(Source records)
—————

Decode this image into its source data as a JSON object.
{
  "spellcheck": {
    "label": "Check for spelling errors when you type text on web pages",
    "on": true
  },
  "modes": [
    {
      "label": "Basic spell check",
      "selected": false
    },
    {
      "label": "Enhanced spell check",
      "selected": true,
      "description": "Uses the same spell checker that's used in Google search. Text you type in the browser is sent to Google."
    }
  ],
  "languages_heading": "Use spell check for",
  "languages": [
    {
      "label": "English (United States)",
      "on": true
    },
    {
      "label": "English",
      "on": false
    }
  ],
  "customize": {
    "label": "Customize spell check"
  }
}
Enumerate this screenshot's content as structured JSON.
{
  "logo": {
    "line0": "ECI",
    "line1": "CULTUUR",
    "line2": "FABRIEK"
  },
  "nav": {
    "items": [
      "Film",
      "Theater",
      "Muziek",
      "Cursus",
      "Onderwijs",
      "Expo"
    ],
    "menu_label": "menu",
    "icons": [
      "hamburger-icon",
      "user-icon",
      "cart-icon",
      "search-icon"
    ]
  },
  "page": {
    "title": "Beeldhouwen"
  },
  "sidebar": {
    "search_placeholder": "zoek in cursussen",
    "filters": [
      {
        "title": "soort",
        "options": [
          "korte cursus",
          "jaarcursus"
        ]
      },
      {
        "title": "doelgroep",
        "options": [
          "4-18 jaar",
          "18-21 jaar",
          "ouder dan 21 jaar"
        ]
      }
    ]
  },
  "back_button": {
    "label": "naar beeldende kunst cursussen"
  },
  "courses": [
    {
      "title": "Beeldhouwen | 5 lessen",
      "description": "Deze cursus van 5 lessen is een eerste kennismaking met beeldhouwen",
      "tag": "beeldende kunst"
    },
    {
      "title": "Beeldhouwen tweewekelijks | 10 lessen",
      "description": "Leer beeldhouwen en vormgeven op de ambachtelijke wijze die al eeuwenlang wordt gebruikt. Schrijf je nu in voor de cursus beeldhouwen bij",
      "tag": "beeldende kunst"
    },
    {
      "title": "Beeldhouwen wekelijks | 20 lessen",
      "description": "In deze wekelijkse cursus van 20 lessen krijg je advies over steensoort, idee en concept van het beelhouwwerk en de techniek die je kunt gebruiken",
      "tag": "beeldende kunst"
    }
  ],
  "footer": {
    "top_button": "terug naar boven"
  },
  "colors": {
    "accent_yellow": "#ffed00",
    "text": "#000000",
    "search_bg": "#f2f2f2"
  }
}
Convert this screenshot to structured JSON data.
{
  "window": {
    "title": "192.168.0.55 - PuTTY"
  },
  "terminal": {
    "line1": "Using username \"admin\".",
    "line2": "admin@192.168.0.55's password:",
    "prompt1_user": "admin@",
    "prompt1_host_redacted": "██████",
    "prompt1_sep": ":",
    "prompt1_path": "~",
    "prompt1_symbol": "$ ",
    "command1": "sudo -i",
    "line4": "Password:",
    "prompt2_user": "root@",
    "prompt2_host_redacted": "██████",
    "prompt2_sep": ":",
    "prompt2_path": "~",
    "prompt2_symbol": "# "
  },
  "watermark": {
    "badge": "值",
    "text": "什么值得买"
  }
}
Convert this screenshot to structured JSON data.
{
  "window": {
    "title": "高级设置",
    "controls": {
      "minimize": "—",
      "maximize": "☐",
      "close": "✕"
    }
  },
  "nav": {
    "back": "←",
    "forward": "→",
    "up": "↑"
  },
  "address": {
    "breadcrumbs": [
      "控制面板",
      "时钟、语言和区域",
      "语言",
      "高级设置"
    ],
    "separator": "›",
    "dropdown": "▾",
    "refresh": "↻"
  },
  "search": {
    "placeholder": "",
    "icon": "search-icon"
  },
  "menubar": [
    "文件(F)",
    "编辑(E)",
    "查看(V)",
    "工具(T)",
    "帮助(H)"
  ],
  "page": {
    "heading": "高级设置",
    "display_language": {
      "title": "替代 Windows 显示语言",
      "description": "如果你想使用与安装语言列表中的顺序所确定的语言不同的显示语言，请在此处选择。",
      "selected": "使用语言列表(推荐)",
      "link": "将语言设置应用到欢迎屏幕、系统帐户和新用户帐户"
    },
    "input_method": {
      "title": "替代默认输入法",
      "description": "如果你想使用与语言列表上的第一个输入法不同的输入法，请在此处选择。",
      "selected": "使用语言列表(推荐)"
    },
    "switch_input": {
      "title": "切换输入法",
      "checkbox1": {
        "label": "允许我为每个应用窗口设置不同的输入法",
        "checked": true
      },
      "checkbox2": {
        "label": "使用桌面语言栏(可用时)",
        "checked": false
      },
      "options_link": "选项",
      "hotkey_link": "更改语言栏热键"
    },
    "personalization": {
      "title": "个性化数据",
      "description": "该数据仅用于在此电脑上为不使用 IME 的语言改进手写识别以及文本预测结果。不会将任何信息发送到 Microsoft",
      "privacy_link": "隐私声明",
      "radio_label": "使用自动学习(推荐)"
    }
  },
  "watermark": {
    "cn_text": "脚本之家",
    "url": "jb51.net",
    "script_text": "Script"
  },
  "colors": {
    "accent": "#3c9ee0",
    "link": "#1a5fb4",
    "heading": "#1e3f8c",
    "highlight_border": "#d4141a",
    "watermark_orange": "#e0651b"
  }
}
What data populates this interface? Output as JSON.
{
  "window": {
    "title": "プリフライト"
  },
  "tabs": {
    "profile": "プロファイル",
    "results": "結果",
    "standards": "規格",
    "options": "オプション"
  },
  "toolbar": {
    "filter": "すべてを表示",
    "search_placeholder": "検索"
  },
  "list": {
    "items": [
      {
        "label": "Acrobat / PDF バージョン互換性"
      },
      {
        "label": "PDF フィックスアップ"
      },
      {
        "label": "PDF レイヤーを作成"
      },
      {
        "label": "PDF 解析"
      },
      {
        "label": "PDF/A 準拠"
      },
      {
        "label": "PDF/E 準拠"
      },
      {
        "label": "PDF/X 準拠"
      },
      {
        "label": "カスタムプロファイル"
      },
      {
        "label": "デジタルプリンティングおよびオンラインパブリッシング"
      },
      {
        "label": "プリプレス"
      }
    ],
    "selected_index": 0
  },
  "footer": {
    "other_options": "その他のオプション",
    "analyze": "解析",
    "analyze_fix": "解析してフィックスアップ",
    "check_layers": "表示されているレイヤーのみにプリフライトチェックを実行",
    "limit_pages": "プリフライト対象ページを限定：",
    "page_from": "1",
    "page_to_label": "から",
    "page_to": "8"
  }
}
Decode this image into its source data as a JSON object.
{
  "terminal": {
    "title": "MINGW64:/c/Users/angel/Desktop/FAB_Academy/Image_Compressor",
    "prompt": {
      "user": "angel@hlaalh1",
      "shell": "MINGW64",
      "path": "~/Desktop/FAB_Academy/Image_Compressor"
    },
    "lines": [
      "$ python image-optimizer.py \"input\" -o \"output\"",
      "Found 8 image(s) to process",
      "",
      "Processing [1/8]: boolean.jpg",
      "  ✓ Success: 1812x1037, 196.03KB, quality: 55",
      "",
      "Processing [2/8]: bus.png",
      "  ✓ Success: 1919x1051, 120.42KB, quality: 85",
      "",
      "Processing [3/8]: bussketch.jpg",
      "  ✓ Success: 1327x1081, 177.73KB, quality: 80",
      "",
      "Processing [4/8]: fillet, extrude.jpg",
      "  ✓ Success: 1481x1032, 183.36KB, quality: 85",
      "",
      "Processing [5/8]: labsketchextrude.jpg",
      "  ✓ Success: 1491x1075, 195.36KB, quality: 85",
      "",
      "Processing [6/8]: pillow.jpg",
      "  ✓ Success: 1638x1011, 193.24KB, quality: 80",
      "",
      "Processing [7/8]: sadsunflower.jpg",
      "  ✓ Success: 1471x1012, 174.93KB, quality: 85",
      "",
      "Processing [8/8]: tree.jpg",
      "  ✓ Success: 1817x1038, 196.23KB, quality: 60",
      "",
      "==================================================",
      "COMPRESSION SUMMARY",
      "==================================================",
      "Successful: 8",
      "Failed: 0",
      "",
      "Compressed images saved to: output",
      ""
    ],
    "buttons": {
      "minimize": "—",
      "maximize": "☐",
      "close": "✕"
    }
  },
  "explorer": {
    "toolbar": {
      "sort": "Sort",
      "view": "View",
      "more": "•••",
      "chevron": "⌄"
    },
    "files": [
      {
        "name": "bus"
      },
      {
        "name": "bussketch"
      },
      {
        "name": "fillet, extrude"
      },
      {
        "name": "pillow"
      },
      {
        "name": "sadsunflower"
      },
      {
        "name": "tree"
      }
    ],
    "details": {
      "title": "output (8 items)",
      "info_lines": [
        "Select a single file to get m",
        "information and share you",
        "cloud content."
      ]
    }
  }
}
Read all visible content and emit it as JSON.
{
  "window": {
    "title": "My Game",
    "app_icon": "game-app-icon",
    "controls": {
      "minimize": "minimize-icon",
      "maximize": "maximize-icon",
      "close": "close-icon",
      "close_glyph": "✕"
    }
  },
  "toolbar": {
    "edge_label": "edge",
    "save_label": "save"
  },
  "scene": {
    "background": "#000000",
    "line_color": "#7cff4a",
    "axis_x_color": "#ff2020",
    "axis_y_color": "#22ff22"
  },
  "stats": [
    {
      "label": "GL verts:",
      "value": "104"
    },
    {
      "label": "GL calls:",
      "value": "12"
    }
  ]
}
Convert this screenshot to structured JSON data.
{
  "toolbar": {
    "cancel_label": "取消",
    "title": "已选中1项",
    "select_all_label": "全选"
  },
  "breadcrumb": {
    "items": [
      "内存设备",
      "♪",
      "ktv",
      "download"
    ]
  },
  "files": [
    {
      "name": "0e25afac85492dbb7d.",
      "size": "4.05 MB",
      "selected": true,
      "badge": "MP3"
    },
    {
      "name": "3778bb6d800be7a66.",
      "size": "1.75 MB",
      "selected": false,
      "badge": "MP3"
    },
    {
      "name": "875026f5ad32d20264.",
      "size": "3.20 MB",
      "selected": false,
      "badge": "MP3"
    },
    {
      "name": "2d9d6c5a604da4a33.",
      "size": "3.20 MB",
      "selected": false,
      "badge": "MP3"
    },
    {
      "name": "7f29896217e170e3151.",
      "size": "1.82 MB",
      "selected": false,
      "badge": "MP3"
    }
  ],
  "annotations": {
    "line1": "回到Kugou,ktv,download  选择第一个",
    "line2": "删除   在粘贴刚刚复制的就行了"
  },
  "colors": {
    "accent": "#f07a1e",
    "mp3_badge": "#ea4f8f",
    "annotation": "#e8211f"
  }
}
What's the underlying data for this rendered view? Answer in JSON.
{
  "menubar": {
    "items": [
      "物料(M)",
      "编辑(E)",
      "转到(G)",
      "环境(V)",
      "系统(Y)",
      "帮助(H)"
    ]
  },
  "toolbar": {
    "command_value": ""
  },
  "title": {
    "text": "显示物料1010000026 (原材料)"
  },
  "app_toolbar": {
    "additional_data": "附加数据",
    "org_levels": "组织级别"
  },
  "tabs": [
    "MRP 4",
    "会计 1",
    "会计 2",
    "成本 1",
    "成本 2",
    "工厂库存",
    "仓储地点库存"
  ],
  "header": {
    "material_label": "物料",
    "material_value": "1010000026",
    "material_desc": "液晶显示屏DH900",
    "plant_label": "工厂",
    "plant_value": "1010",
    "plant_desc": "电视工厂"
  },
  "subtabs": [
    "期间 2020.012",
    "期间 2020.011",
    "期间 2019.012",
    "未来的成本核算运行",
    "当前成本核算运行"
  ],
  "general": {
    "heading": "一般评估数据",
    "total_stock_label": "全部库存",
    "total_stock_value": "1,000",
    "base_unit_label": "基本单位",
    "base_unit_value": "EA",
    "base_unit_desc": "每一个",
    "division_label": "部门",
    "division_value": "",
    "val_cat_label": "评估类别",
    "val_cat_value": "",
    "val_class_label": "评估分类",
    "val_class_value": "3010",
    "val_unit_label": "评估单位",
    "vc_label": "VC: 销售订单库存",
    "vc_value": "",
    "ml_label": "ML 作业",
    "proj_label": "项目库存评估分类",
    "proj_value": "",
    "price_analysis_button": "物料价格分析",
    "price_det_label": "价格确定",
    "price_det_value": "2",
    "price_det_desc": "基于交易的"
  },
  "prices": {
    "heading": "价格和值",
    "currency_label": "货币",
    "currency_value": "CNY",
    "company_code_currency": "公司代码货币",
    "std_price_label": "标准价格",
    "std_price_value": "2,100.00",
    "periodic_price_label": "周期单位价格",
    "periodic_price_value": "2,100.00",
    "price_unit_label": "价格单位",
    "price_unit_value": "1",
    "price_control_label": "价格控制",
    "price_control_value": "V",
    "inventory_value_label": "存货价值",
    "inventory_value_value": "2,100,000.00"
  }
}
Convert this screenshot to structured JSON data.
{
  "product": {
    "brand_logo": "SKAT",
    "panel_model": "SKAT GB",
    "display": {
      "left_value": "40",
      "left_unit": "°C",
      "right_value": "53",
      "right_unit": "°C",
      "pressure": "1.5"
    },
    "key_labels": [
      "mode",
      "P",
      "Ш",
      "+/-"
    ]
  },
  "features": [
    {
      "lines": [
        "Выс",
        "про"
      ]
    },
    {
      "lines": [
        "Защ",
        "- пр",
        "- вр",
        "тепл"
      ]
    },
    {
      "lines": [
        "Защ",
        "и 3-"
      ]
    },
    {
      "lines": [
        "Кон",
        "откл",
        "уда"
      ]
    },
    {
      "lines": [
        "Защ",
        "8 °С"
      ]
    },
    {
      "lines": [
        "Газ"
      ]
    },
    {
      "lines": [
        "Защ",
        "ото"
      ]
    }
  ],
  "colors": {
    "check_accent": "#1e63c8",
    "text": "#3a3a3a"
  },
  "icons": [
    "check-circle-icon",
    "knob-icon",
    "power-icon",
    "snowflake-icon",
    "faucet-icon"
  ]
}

—————

- _WHAT IS EXPECTED_
Give a single number: the count of lines above that include the word "English".

- _REPLY_
2